-- start --

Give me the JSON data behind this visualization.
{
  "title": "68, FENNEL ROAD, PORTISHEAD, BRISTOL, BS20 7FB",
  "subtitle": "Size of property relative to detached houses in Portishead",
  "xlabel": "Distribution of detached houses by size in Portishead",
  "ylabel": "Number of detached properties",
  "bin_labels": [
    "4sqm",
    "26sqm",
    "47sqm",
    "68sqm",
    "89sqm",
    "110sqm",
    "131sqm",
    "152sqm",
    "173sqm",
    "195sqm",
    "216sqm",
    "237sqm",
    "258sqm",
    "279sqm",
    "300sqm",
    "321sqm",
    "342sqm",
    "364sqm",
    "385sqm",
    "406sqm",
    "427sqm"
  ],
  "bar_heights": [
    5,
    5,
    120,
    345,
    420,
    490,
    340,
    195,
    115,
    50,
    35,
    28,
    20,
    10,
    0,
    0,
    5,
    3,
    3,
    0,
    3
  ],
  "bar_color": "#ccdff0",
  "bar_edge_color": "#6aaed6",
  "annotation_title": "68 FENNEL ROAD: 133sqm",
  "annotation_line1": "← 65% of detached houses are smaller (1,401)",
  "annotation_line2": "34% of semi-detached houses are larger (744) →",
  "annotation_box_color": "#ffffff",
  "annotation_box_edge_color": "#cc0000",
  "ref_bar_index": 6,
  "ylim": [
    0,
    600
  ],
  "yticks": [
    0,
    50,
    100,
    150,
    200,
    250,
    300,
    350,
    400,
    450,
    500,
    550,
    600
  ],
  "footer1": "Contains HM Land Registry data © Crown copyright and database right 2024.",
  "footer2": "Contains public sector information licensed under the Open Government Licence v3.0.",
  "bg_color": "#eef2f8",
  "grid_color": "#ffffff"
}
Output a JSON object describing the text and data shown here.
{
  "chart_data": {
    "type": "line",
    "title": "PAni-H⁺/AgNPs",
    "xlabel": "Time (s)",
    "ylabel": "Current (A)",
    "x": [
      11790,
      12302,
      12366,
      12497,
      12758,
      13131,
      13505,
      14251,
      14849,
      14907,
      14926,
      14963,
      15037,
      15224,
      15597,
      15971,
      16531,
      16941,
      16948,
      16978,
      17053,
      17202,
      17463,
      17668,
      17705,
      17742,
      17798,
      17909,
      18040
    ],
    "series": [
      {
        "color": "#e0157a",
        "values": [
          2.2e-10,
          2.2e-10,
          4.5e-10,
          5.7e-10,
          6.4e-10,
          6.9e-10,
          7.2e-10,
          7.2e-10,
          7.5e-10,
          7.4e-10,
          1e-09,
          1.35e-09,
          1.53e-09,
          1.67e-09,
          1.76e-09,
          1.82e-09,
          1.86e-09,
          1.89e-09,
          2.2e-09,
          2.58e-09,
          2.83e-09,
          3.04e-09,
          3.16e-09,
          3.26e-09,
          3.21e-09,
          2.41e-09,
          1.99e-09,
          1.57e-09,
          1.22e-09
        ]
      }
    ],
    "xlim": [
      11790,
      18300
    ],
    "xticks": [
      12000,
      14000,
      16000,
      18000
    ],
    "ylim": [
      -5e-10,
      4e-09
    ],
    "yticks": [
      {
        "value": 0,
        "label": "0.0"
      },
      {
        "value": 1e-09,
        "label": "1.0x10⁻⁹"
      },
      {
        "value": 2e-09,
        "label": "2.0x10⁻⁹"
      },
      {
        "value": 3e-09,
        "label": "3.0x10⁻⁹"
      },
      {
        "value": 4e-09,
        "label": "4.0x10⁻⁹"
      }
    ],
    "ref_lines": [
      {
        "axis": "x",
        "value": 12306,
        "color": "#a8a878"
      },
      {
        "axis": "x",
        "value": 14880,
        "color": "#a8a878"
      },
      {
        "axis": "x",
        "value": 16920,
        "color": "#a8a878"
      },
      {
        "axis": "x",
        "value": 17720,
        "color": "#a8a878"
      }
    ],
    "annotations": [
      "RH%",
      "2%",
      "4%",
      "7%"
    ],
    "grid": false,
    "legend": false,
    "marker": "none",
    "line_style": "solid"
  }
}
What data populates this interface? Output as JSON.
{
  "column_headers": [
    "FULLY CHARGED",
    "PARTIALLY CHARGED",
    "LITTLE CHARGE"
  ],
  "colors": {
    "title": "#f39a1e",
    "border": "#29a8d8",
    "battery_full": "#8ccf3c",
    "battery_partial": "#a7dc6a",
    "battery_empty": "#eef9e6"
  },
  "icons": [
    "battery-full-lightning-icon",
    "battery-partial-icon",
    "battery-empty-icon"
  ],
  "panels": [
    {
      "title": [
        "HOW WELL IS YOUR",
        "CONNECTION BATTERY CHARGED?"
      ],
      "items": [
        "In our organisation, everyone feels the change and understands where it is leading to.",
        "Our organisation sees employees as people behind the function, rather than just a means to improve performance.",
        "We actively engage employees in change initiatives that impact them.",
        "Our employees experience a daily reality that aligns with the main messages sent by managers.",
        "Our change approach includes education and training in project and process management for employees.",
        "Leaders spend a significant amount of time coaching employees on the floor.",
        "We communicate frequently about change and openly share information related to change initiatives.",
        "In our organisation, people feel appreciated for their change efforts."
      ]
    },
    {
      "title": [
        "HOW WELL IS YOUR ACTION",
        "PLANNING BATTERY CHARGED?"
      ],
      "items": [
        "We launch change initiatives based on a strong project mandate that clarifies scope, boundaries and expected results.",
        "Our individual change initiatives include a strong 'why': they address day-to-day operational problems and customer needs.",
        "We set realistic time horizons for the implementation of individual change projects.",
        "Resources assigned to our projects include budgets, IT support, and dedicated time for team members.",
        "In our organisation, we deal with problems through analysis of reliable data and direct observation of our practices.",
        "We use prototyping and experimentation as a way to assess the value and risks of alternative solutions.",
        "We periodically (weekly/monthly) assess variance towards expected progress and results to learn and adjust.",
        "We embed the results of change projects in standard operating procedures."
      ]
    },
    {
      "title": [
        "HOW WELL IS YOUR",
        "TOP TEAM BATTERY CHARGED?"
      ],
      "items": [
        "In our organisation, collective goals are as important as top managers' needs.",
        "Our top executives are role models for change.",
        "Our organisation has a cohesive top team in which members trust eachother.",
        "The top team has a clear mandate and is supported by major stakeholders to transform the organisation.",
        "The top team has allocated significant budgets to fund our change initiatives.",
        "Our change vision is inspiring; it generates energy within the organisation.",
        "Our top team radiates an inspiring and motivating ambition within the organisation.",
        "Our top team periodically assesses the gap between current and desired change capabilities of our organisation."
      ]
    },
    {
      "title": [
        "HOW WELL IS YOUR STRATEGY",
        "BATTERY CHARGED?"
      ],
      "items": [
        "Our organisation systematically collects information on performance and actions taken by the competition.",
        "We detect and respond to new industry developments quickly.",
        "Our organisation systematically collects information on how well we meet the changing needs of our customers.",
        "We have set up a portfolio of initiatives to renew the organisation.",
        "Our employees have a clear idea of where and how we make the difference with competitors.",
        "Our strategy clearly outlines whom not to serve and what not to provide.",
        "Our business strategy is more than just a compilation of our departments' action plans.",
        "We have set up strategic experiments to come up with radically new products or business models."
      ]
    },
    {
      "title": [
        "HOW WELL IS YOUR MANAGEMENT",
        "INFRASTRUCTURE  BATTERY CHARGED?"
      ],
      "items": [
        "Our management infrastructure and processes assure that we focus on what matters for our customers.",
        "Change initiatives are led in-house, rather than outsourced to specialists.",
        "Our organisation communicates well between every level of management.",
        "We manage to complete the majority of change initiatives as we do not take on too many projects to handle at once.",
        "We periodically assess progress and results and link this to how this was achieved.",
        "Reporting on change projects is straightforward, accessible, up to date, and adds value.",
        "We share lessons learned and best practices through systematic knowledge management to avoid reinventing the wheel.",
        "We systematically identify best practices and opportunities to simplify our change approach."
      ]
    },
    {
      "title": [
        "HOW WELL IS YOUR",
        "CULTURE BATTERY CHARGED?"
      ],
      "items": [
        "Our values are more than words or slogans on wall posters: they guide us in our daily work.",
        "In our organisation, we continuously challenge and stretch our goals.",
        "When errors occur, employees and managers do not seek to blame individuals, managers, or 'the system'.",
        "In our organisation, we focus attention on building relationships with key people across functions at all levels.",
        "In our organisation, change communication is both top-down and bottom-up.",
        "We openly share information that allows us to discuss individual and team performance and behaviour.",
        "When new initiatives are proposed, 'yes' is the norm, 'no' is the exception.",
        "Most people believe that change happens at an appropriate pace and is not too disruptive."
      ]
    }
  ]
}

-- end --

■ **What this task involves**: Find the lines that include the string "rather", then copy each of them.

■ **Output**:
        "Our organisation sees employees as people behind the function, rather than just a means to improve performance.",
        "Change initiatives are led in-house, rather than outsourced to specialists.",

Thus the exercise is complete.